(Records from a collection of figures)
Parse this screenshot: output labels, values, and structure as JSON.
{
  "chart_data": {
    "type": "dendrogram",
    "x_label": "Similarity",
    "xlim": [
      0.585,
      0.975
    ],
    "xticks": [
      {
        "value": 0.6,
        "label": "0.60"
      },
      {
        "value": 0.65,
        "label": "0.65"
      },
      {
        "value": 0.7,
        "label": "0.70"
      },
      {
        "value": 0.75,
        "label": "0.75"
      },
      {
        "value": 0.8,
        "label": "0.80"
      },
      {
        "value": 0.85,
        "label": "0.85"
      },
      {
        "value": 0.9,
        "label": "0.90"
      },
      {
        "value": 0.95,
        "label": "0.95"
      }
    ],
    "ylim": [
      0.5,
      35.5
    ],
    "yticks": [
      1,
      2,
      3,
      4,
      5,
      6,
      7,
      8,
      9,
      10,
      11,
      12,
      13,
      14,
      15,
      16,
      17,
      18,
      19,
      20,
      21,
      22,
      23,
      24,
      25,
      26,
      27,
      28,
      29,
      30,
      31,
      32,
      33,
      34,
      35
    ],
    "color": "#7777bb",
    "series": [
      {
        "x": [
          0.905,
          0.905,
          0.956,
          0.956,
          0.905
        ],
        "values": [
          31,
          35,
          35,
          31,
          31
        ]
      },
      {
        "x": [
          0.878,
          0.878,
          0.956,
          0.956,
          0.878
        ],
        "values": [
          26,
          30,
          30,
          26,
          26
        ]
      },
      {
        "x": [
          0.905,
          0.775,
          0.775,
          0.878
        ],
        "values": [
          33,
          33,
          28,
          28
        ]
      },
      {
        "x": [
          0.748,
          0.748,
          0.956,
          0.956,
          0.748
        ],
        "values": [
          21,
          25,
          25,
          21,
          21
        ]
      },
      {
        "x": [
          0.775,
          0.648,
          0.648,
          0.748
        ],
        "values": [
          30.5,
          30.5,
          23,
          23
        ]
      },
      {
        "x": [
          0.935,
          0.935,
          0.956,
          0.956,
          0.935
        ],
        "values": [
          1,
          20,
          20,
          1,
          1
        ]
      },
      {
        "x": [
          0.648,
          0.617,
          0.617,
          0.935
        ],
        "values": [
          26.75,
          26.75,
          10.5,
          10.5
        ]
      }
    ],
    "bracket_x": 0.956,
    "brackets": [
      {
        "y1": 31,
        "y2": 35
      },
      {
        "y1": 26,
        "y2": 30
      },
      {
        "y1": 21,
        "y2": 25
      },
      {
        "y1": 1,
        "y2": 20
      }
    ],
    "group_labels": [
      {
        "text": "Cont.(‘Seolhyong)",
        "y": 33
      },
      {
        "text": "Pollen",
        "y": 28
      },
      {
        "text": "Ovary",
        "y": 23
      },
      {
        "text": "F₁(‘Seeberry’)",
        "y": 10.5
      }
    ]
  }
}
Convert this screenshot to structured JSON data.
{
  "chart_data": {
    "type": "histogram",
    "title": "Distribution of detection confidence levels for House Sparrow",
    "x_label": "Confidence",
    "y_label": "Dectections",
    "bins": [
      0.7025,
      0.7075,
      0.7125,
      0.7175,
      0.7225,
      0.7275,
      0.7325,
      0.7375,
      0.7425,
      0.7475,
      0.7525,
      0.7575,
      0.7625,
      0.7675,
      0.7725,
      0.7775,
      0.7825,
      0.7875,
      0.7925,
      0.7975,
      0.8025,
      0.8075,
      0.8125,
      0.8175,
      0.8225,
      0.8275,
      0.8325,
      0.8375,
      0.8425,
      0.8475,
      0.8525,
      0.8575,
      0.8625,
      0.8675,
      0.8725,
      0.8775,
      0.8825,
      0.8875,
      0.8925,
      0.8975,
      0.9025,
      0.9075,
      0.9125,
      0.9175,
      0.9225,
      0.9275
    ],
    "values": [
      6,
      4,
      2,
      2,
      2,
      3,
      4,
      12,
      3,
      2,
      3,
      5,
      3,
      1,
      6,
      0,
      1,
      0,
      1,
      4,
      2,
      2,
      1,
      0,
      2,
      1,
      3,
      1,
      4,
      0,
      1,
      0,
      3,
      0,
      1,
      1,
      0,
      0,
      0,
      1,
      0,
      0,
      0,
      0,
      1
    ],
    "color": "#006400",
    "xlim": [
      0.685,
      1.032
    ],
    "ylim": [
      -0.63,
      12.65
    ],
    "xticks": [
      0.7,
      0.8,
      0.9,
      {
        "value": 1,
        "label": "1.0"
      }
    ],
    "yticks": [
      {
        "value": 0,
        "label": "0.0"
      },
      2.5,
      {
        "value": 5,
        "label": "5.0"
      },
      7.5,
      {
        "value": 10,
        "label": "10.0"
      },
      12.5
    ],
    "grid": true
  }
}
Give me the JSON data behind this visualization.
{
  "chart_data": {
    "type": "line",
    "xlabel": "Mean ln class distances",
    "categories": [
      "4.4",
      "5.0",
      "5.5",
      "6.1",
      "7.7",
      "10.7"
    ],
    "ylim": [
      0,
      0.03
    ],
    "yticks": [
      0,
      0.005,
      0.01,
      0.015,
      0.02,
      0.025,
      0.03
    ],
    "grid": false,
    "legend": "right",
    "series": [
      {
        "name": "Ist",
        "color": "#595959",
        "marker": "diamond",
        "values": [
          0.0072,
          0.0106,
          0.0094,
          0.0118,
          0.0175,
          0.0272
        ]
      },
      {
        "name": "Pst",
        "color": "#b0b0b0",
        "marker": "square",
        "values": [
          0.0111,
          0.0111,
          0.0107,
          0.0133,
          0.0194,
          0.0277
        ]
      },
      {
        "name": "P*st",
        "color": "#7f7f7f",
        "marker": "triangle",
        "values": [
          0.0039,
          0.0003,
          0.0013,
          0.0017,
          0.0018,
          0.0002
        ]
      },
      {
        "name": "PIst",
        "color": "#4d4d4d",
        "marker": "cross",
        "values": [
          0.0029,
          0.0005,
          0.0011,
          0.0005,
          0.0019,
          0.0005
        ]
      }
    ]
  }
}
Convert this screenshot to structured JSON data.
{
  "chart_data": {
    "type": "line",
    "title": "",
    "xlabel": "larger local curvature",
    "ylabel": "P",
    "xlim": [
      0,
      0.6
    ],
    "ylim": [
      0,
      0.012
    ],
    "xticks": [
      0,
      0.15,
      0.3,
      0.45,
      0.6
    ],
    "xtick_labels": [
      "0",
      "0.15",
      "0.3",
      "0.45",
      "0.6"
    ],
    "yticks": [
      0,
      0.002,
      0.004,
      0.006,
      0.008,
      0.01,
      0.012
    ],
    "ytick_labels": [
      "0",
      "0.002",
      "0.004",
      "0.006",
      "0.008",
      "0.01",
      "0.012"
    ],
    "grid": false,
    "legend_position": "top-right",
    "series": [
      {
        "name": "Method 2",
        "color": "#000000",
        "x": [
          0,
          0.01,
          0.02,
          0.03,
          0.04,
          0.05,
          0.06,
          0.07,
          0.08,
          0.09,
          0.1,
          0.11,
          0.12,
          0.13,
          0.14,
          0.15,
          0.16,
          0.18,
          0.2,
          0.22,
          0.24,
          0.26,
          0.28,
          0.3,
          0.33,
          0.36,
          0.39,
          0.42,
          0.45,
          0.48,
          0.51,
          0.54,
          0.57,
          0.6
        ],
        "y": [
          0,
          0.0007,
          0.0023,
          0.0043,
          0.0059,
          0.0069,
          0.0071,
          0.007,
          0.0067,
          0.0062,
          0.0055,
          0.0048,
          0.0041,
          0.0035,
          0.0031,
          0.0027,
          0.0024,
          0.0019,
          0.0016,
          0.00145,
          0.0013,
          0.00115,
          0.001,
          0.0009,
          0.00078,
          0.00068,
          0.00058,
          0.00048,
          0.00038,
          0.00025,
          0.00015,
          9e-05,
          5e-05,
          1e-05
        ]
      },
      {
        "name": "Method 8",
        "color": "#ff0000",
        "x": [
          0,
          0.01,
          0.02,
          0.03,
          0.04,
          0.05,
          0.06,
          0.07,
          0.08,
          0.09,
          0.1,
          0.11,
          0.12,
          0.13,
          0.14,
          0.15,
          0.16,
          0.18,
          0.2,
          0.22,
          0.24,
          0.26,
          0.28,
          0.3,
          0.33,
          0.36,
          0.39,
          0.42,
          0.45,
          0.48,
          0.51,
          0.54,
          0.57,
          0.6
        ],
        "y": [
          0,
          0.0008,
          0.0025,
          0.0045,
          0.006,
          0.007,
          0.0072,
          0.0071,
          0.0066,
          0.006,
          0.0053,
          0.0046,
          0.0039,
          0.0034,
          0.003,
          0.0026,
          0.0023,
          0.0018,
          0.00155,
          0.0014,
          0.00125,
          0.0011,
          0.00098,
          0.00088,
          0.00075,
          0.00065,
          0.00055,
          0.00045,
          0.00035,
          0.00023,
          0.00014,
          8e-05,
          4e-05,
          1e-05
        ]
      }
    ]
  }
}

## Written problem
Each line in the data that holds the string "marker" should be found and copied.

## Output for this exercise
        "marker": "diamond",
        "marker": "square",
        "marker": "triangle",
        "marker": "cross",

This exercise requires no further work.